Problemi da risolvere:
A: Nel testo sulla riconferma di Bosco, quali ragioni dà il general manager Emilio Prete per le perplessità sulla riconferma e per la decisione finale? Rispondi in una-tre frasi.
B: Puoi fornire il seguito del testo sulla riconferma di Bosco, partendo dopo l'ultima frase riportata?

___ Brano fornito ___

Soddisfatto della riconferma di Bosco il Mister Mario Cipro che ha dichiarato: “Sono contento di poter contare sulla grinta e sull'esperienza di un difensore come Bosco, che conosco molto bene e stimo molto. Massimo ha un carattere che pochi giocatori possiedono, con una visione tattica che gli consente di essere un punto di riferimento per tutti gli altri tasselli del reparto difensivo, oltre ad avere anche una buona capacità di proporsi in maniera fruttuosa in fase offensiva. Sono lieto che la società abbia deciso di riconfermarlo”.
Sulle perplessità della riconferma è il general manager Emilio Prete che ne spiega le ragioni: “Non abbiamo mai messo in discussione le qualità fisiche, tecniche e tattiche di Massimo, ma, come in ogni società sportiva gestita in maniera oculata e professionale, bisogna tener presente sempre le esigenze di bilancio e i limiti di spesa che possono essere sostenuti. Per nostra fortuna, e credo anche per giusto merito, il nostro progetto sportivo viene sostenuto e condiviso progressivamente sempre da più partner, e da tutti coloro i quali ne fanno parte, e per questo è stato possibile riconfermare un giocatore del calibro di Bosco, che, sono convinto, darà il suo valido contributo alla squadra, così come lo ha fatto nella scorsa stagione”.

___ Voci fornite ___

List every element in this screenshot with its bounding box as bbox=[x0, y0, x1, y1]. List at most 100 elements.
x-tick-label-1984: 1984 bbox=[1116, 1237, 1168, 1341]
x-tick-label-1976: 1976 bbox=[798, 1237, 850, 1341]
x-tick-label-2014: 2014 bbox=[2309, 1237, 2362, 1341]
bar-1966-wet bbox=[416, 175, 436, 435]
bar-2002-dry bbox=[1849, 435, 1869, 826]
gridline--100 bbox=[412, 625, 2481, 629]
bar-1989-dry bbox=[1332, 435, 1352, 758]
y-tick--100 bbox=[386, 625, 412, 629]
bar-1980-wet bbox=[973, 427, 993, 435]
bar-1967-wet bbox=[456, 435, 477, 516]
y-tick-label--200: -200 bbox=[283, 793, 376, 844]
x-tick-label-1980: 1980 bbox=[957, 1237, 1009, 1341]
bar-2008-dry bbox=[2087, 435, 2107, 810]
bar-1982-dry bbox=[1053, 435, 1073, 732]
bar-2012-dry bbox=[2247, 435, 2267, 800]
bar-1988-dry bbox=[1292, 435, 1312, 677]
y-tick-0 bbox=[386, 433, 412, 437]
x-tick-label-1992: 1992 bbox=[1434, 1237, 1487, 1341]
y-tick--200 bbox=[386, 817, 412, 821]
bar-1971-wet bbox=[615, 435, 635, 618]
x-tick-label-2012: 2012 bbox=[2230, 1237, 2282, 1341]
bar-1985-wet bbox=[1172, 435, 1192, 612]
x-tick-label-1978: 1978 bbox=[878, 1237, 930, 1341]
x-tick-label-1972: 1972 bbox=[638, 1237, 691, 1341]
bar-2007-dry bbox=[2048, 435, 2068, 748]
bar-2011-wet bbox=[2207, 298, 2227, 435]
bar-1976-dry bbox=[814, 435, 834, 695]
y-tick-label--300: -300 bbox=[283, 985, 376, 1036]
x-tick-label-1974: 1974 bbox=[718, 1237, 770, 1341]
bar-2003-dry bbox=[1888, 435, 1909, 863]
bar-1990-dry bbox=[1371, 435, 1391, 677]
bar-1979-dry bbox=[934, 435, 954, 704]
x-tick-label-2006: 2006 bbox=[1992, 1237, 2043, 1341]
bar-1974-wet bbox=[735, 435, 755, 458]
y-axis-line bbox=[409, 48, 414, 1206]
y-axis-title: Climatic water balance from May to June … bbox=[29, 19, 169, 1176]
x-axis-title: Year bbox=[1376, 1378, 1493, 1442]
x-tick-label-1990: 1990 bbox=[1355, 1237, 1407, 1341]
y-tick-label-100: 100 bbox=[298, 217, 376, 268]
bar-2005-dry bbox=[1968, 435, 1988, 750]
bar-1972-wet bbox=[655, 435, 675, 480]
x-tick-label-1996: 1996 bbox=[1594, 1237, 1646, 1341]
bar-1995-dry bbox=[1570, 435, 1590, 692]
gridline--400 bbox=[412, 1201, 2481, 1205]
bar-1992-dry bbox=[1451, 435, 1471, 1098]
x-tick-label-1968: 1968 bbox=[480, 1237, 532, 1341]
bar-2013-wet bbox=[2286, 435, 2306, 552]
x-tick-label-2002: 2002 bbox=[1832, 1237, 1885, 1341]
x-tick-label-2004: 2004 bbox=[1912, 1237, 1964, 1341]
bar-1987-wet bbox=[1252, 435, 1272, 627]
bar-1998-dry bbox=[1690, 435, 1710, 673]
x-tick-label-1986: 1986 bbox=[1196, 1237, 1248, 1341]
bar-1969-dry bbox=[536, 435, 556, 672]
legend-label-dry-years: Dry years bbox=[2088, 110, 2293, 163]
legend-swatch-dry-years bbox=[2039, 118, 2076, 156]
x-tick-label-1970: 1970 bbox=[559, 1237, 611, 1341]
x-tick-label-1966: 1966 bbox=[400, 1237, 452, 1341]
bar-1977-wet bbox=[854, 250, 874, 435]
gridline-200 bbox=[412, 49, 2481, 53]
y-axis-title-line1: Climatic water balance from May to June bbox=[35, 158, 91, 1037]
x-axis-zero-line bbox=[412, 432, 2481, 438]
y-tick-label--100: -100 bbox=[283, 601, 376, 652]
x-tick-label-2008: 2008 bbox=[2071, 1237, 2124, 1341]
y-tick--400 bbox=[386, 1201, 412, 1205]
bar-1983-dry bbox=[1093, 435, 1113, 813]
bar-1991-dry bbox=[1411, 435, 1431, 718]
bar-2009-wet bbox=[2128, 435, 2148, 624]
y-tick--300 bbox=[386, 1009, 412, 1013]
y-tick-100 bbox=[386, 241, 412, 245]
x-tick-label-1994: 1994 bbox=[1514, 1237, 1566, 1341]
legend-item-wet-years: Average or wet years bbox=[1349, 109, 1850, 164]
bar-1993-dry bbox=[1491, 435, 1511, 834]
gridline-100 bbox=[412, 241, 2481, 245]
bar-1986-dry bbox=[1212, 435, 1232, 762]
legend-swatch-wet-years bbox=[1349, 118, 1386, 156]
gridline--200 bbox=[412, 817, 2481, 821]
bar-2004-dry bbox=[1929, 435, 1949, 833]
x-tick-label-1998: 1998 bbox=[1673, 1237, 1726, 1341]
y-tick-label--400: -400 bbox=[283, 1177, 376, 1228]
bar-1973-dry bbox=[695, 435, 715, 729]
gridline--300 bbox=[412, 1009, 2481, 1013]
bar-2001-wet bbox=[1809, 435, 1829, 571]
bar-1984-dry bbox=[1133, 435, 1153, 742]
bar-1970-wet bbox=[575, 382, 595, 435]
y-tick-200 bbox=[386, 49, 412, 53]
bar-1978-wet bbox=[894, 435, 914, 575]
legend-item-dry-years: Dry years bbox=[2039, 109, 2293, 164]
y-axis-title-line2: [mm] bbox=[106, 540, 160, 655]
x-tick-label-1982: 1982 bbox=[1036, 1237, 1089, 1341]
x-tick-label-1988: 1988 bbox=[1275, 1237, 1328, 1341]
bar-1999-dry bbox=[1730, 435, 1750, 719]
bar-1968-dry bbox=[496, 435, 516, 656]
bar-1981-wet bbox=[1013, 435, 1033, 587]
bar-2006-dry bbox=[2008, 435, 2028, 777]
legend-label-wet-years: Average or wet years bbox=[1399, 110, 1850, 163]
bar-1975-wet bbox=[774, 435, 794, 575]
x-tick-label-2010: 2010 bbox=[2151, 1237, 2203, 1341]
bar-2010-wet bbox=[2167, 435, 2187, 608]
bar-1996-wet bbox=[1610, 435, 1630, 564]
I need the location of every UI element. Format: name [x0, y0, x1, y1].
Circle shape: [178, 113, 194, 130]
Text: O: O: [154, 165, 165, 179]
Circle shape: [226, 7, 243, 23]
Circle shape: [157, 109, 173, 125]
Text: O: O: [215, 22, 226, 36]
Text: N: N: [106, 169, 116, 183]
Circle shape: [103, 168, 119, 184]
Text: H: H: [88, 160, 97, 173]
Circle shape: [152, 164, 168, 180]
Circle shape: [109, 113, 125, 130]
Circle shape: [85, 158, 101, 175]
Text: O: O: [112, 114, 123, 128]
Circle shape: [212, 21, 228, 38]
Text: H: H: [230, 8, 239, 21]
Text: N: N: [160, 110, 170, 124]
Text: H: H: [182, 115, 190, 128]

___

Le tue risposte:
A: Le perplessità non riguardavano le qualità di Massimo Bosco, ma le esigenze di bilancio e i limiti di spesa che una società gestita in modo oculato deve sempre considerare. La riconferma è stata possibile perché il progetto sportivo è sostenuto e condiviso da un numero crescente di partner e da tutti coloro che ne fanno parte.

B:
Altra decisione ha riguardato il rinnovo della fiducia al blocco dei venafrani, che con allegria e grinta hanno portato in soli quattro anni, partendo dalla C2, la società del patron Gabriele Scarabeo in Serie B: il capitano Daniele Di Padua , il bomber Luca Peluso, il fantasista Luca Terenzi, che è stato ed è anche Mister della rappresentativa Under 21 e che nel finale della scorsa stagione ha rivestito il ruolo di player-manager della squadra maggiore, il volitivo Pasquale Valvona, l'estroso Giovanni Palumbo, il bello e fine Andrea Negri, nonché i giovanissimi portieri Gaetano Di Paolo e Christian Tomei, continueranno tutti ad indossare la maglia con i colori della propria città, e sapranno dare il loro valido contributo al raggiungimento degli obiettivi societari.
E' il team manager Gaetano Pagano che commenta con calore questa decisione: “Siamo una società sportiva che coltiva al proprio interno il valore dell'amicizia, del gruppo, dell'attaccamento alla nostra città e al nome del Molise. Poter far giocare il Serie B così tanti amici che sono nati e vissuti a Venafro è motivo di orgoglio per noi, e anche per la nostra terra. Questo gruppo ha dimostrato di essere un team valido, che sul campo ha conquistato importanti traguardi, ma, soprattutto, è un gruppo unito e allegro, che è fattore fondamentale e strategico per poter raggiungere prestigiosi traguardi sportivi. Sono tutti degli amici, siamo tutti una famiglia, per cui non posso che essere lieto e felice della loro riconferma”.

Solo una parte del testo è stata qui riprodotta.